##### Records

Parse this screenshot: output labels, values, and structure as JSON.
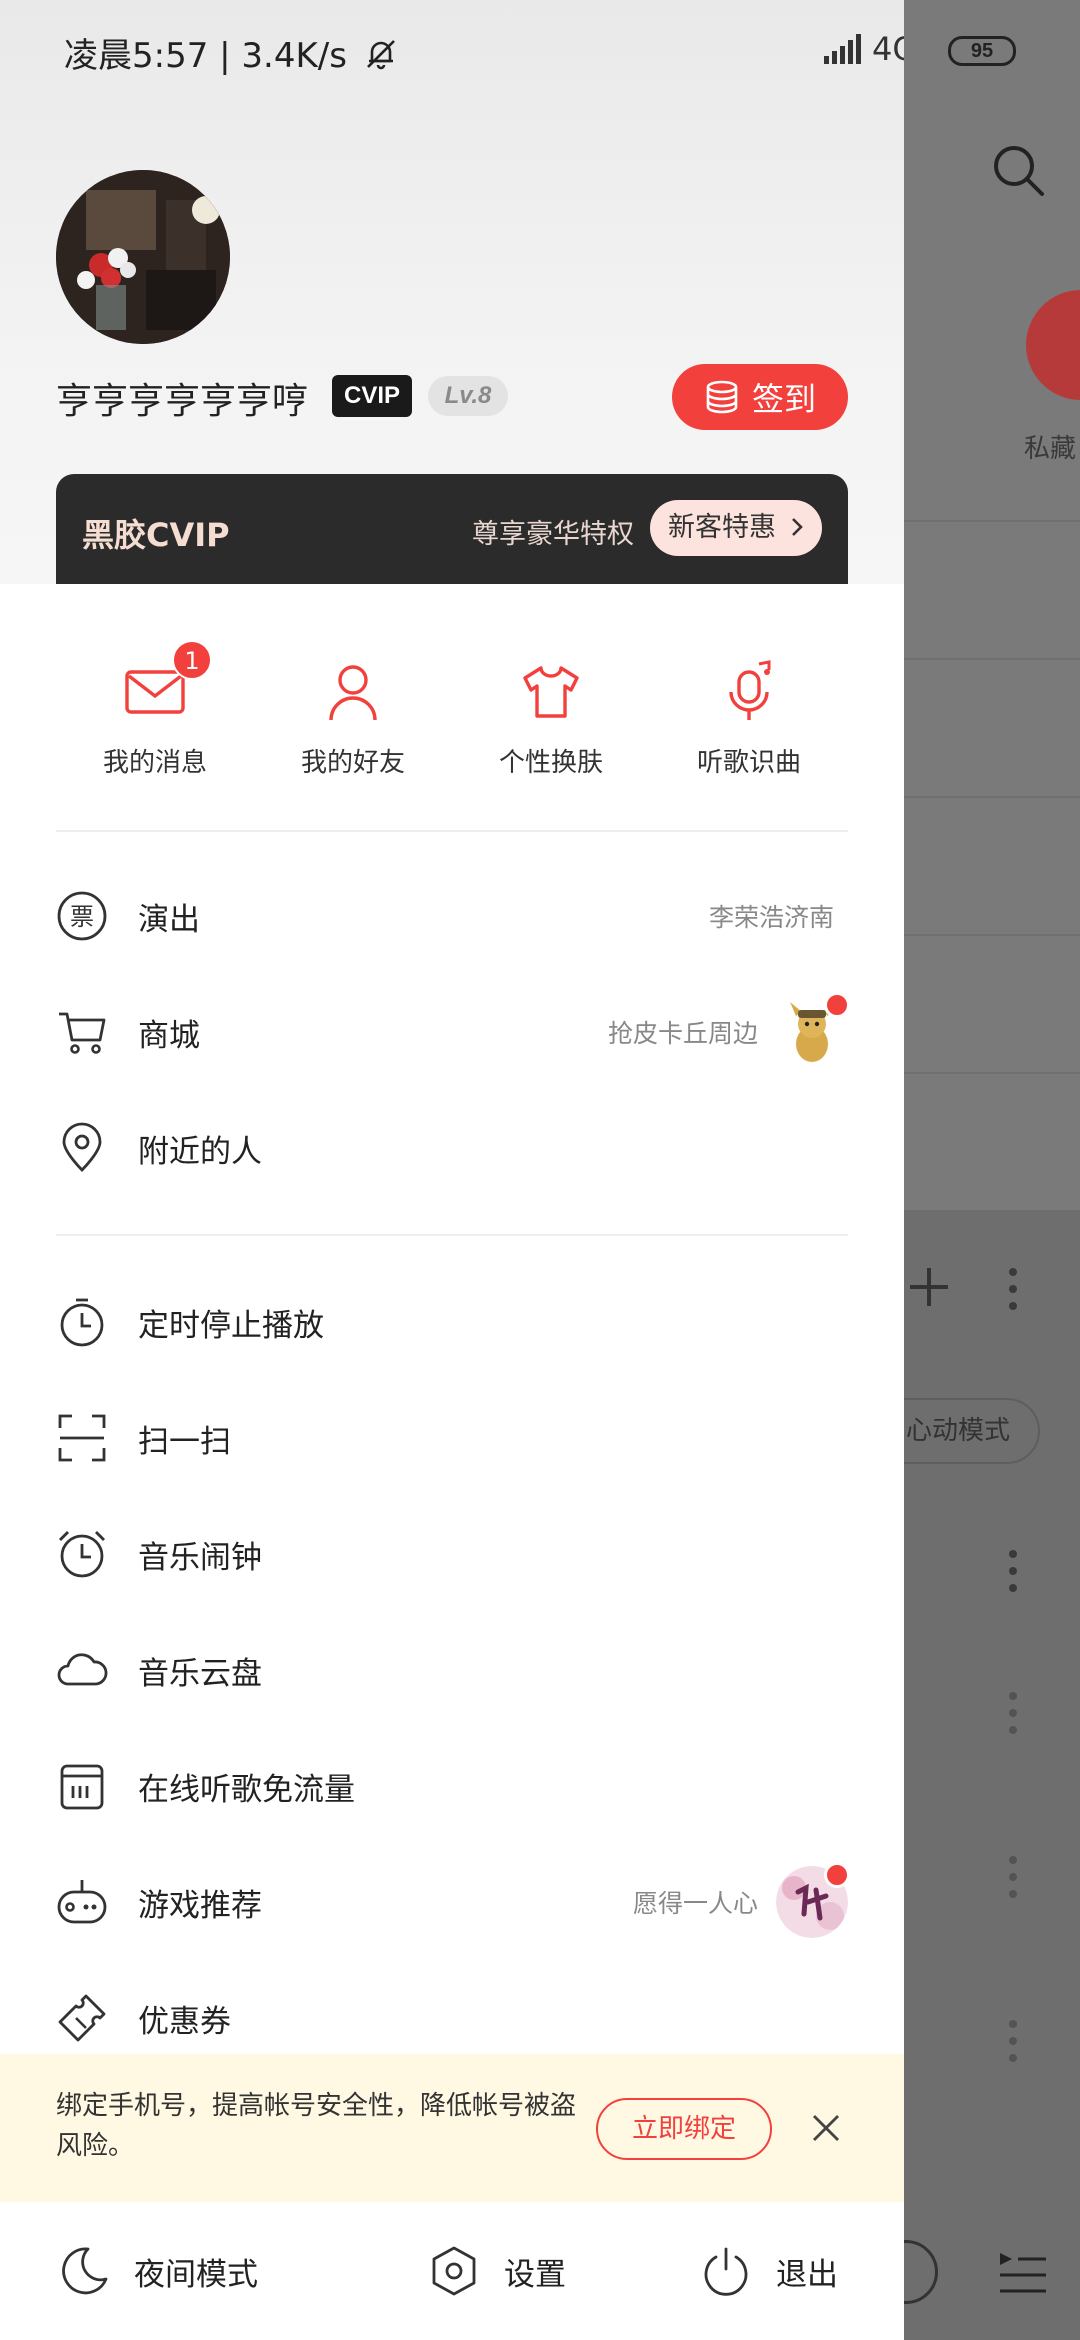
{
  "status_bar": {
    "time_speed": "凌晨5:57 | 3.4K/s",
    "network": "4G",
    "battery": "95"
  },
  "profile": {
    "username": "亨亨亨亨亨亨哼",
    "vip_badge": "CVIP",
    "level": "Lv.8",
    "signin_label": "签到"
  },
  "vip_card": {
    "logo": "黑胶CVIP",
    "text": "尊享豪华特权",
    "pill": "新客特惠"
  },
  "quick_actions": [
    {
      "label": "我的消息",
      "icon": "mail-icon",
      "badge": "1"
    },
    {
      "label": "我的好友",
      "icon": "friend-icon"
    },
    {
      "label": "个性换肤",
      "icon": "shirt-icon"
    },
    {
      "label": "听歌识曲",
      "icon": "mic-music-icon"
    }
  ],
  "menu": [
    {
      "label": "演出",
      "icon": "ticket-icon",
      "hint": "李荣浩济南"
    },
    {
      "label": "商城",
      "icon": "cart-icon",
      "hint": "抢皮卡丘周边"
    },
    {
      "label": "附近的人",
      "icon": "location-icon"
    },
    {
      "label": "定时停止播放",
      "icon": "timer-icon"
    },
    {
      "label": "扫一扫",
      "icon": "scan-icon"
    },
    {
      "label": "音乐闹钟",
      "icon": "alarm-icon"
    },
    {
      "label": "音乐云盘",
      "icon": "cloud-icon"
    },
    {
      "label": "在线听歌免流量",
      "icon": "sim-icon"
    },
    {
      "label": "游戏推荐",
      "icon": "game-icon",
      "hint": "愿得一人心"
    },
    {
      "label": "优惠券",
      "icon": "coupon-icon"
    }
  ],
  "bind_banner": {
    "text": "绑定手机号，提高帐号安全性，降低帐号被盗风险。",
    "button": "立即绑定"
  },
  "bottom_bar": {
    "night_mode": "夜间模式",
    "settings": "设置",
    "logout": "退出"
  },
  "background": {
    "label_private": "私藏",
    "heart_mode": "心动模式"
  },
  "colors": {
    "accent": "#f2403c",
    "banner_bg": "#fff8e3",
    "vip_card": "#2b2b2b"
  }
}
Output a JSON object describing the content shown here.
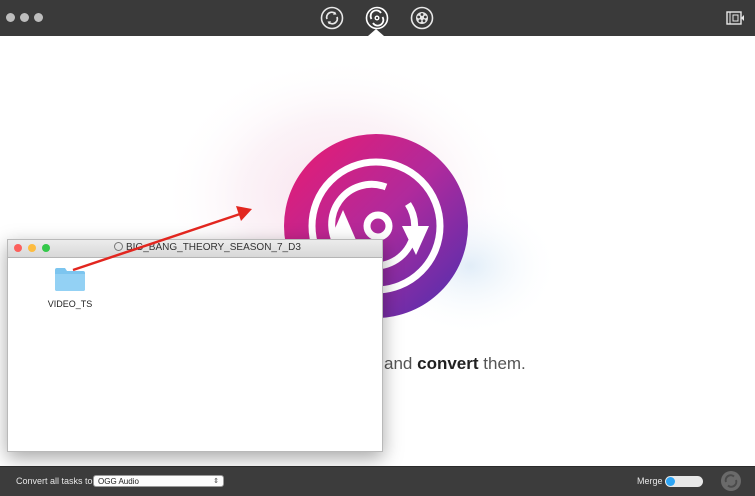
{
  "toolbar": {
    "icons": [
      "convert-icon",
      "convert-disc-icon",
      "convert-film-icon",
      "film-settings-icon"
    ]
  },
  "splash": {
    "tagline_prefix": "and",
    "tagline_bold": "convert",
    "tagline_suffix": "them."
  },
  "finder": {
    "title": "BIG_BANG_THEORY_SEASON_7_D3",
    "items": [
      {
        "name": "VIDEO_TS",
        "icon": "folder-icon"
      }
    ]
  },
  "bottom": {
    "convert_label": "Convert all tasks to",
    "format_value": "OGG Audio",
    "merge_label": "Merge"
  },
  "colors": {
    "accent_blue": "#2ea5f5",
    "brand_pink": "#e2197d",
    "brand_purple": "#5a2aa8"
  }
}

##########

- _What is expected_
Drop the pictures, then reproduce exactly the lines from the one with "Output a JSON" through the final line of the listing.

- _Answer to this exercise_
Output a JSON object describing the content shown here.
{
  "toolbar": {
    "icons": [
      "convert-icon",
      "convert-disc-icon",
      "convert-film-icon",
      "film-settings-icon"
    ]
  },
  "splash": {
    "tagline_prefix": "and",
    "tagline_bold": "convert",
    "tagline_suffix": "them."
  },
  "finder": {
    "title": "BIG_BANG_THEORY_SEASON_7_D3",
    "items": [
      {
        "name": "VIDEO_TS",
        "icon": "folder-icon"
      }
    ]
  },
  "bottom": {
    "convert_label": "Convert all tasks to",
    "format_value": "OGG Audio",
    "merge_label": "Merge"
  },
  "colors": {
    "accent_blue": "#2ea5f5",
    "brand_pink": "#e2197d",
    "brand_purple": "#5a2aa8"
  }
}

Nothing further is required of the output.